Instructions to follow » Collect every line in the records below that contains the word "from".

· · ·

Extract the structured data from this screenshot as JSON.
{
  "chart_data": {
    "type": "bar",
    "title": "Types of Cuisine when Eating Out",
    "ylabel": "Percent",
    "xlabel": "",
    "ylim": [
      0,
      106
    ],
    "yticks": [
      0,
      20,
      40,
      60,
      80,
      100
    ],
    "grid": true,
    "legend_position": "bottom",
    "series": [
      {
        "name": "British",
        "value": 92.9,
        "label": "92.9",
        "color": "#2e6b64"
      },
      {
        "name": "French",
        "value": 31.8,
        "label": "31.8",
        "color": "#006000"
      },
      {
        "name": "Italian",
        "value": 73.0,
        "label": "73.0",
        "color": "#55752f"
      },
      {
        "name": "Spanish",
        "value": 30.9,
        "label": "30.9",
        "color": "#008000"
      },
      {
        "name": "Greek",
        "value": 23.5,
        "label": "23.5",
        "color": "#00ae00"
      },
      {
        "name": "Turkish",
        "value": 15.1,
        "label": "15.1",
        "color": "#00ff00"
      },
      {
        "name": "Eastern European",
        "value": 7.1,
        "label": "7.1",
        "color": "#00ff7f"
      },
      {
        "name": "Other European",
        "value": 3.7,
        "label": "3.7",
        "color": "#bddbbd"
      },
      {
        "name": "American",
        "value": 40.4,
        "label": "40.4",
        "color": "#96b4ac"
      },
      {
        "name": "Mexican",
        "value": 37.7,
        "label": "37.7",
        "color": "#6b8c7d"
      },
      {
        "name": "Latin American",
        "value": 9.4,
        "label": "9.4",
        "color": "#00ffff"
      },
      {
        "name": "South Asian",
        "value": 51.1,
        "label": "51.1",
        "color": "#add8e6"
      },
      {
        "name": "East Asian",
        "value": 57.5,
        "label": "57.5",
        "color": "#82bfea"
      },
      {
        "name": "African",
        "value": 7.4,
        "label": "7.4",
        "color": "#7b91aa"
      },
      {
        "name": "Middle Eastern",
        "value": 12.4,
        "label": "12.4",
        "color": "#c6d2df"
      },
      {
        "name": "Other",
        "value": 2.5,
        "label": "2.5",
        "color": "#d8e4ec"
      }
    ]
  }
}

· · ·

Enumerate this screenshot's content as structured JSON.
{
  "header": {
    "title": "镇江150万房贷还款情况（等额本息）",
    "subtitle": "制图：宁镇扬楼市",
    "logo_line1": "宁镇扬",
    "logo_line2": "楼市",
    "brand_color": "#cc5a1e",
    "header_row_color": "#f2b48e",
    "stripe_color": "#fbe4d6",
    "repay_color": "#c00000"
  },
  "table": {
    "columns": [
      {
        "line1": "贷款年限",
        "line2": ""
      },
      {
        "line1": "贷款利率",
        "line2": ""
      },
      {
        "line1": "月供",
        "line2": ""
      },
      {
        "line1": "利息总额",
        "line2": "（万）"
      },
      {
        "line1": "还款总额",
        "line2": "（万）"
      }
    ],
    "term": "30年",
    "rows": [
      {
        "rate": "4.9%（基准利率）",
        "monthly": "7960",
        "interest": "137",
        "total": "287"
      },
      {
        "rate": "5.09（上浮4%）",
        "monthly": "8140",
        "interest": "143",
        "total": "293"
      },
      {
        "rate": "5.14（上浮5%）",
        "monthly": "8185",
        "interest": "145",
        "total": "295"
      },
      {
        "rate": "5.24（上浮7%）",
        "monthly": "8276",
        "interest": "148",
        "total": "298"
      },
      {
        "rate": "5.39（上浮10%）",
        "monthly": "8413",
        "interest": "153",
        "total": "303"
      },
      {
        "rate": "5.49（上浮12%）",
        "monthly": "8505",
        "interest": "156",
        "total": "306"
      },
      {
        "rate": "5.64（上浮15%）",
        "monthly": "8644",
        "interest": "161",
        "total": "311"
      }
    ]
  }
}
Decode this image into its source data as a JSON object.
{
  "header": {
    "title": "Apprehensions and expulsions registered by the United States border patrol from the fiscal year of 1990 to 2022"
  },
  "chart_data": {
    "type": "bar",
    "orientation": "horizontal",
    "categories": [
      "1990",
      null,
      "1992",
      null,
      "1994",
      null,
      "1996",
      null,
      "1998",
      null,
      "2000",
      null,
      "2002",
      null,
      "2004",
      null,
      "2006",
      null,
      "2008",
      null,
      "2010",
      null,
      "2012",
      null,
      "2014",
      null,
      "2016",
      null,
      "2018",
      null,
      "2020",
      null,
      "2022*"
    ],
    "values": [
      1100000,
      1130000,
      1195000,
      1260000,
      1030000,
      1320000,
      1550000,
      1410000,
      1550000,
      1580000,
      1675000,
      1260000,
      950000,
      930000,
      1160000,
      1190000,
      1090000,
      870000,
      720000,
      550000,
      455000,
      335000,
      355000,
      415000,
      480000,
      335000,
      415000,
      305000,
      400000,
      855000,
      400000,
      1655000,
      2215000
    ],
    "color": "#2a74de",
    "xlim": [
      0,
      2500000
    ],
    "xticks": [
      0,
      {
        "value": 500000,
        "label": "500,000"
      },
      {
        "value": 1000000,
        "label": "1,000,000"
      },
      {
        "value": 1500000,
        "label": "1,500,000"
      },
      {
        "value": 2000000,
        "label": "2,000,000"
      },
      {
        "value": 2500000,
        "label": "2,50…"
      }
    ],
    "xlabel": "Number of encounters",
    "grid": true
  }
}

· · ·

Solution for this exercise »
Extract the structured data from this screenshot as JSON.
    "title": "Apprehensions and expulsions registered by the United States border patrol from the fiscal year of 1990 to 2022"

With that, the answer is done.